WHAT YOU NEED TO DO: Identify the lines that contain the word "dwelling", then copy them.

LISTED RECORDS:

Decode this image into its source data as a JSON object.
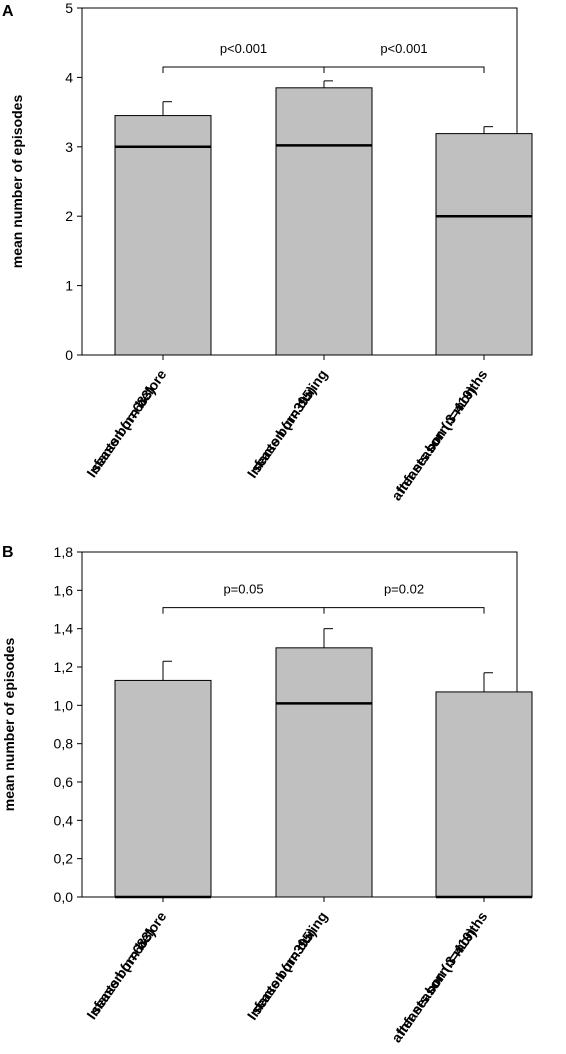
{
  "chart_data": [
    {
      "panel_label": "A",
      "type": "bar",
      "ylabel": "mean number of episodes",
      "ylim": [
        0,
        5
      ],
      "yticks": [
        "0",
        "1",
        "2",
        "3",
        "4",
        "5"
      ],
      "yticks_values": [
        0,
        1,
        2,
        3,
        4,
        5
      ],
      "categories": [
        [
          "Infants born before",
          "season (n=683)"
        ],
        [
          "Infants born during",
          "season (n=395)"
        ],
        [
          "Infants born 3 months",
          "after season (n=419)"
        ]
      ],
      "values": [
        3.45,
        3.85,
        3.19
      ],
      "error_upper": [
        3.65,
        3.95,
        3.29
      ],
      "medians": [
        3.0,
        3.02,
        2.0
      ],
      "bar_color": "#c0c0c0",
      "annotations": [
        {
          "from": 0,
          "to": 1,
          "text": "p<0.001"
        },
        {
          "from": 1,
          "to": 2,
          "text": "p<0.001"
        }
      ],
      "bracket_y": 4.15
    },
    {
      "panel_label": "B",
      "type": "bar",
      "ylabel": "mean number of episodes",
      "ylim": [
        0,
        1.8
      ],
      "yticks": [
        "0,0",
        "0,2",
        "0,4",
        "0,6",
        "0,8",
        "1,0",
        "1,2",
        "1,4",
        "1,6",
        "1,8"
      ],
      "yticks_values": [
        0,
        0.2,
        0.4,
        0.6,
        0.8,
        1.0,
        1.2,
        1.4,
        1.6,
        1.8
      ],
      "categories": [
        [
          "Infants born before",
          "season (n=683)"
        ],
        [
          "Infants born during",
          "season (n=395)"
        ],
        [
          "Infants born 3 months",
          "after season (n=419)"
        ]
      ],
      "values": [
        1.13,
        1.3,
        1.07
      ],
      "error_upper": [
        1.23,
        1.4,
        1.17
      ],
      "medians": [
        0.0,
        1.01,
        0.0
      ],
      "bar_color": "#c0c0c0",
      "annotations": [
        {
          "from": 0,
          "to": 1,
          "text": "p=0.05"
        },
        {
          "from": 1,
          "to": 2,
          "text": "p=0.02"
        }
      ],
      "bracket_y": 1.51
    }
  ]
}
--
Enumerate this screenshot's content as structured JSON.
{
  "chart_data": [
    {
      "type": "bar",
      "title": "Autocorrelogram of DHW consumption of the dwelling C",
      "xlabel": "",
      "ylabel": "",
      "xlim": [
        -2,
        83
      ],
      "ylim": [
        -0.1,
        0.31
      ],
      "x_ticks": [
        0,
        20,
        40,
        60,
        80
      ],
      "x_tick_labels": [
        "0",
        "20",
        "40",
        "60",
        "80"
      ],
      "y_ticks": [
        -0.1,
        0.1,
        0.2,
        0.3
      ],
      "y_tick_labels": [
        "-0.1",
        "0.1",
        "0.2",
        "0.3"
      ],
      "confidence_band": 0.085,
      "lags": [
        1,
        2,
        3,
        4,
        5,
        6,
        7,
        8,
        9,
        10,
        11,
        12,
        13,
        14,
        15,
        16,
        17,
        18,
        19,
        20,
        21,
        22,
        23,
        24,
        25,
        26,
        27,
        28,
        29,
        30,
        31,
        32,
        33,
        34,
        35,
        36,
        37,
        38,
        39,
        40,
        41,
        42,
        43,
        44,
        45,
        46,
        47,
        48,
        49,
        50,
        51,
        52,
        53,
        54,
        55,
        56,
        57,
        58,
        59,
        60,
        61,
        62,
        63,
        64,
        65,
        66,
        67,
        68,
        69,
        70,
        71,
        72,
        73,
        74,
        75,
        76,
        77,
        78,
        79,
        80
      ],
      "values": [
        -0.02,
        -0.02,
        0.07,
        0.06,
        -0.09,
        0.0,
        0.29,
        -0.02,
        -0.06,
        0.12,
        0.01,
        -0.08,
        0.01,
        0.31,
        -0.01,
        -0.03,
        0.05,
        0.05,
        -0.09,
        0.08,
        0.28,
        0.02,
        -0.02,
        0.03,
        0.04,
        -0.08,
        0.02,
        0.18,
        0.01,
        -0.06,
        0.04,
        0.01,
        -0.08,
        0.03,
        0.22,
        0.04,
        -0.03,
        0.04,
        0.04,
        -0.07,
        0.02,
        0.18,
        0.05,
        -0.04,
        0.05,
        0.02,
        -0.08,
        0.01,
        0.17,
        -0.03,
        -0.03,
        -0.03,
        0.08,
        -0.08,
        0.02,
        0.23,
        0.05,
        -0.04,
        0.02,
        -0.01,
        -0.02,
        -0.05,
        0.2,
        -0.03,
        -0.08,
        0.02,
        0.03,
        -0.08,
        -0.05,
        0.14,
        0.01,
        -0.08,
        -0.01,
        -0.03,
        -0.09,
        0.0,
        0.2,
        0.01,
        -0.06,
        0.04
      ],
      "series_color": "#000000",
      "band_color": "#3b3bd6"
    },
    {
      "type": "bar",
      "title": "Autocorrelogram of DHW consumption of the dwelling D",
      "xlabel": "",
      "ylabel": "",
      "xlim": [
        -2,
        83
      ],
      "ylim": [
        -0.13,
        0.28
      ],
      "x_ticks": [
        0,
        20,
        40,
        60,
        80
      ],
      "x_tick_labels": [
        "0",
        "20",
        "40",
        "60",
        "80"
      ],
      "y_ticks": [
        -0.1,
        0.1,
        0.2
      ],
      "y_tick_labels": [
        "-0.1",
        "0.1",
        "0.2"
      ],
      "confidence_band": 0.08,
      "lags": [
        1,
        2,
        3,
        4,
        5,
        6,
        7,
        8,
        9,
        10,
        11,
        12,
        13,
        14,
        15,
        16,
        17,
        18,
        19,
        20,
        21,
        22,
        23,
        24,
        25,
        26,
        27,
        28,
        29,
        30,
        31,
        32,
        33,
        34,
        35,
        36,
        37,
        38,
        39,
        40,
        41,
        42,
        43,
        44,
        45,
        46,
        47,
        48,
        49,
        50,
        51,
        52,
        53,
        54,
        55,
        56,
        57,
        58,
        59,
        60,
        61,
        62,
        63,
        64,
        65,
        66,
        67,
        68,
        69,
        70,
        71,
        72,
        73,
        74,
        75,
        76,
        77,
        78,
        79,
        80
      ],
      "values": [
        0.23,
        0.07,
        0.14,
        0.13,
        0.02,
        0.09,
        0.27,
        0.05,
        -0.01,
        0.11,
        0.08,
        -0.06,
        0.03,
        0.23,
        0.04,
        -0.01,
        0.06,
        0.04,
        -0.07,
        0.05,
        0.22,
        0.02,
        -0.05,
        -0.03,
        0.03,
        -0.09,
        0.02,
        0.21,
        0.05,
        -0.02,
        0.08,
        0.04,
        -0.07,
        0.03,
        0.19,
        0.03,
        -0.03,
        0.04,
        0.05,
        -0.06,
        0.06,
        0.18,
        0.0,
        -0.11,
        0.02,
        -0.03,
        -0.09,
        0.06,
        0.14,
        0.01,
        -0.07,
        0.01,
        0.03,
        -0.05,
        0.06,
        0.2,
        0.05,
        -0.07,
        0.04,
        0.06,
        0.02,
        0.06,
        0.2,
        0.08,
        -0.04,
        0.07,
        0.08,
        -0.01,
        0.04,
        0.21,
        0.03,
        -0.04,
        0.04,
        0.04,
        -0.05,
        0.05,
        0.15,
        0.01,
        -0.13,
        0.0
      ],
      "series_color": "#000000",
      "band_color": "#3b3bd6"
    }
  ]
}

TASK OUTPUT:
      "title": "Autocorrelogram of DHW consumption of the dwelling C",
      "title": "Autocorrelogram of DHW consumption of the dwelling D",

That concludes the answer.